Dataset items:
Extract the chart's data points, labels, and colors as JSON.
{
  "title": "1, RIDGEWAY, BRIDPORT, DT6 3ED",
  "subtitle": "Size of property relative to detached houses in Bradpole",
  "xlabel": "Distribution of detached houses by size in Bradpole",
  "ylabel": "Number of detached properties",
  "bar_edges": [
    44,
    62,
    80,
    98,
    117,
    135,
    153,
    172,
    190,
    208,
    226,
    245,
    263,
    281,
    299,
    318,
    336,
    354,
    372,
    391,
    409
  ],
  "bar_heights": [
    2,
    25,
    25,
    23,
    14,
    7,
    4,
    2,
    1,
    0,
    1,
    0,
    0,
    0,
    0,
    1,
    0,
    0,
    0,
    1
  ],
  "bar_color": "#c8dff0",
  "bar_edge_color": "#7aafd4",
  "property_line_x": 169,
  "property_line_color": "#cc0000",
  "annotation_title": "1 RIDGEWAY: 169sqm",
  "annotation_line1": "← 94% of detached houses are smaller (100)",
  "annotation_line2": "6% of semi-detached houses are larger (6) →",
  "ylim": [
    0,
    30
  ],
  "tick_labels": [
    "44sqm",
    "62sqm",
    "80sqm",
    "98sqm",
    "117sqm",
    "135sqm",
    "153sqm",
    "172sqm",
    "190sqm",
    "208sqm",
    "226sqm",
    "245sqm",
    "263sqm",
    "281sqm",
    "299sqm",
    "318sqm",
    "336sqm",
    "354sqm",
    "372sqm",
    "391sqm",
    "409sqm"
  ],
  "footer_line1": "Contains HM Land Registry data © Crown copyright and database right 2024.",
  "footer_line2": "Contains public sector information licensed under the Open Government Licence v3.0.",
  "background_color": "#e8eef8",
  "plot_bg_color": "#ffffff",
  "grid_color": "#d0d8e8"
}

■ **DIRECTIONS**
Give all the entries again exactly; leave none out.

■ **ANSWER TO THE PROBLEM**
Extract the chart's data points, labels, and colors as JSON.
{
  "title": "1, RIDGEWAY, BRIDPORT, DT6 3ED",
  "subtitle": "Size of property relative to detached houses in Bradpole",
  "xlabel": "Distribution of detached houses by size in Bradpole",
  "ylabel": "Number of detached properties",
  "bar_edges": [
    44,
    62,
    80,
    98,
    117,
    135,
    153,
    172,
    190,
    208,
    226,
    245,
    263,
    281,
    299,
    318,
    336,
    354,
    372,
    391,
    409
  ],
  "bar_heights": [
    2,
    25,
    25,
    23,
    14,
    7,
    4,
    2,
    1,
    0,
    1,
    0,
    0,
    0,
    0,
    1,
    0,
    0,
    0,
    1
  ],
  "bar_color": "#c8dff0",
  "bar_edge_color": "#7aafd4",
  "property_line_x": 169,
  "property_line_color": "#cc0000",
  "annotation_title": "1 RIDGEWAY: 169sqm",
  "annotation_line1": "← 94% of detached houses are smaller (100)",
  "annotation_line2": "6% of semi-detached houses are larger (6) →",
  "ylim": [
    0,
    30
  ],
  "tick_labels": [
    "44sqm",
    "62sqm",
    "80sqm",
    "98sqm",
    "117sqm",
    "135sqm",
    "153sqm",
    "172sqm",
    "190sqm",
    "208sqm",
    "226sqm",
    "245sqm",
    "263sqm",
    "281sqm",
    "299sqm",
    "318sqm",
    "336sqm",
    "354sqm",
    "372sqm",
    "391sqm",
    "409sqm"
  ],
  "footer_line1": "Contains HM Land Registry data © Crown copyright and database right 2024.",
  "footer_line2": "Contains public sector information licensed under the Open Government Licence v3.0.",
  "background_color": "#e8eef8",
  "plot_bg_color": "#ffffff",
  "grid_color": "#d0d8e8"
}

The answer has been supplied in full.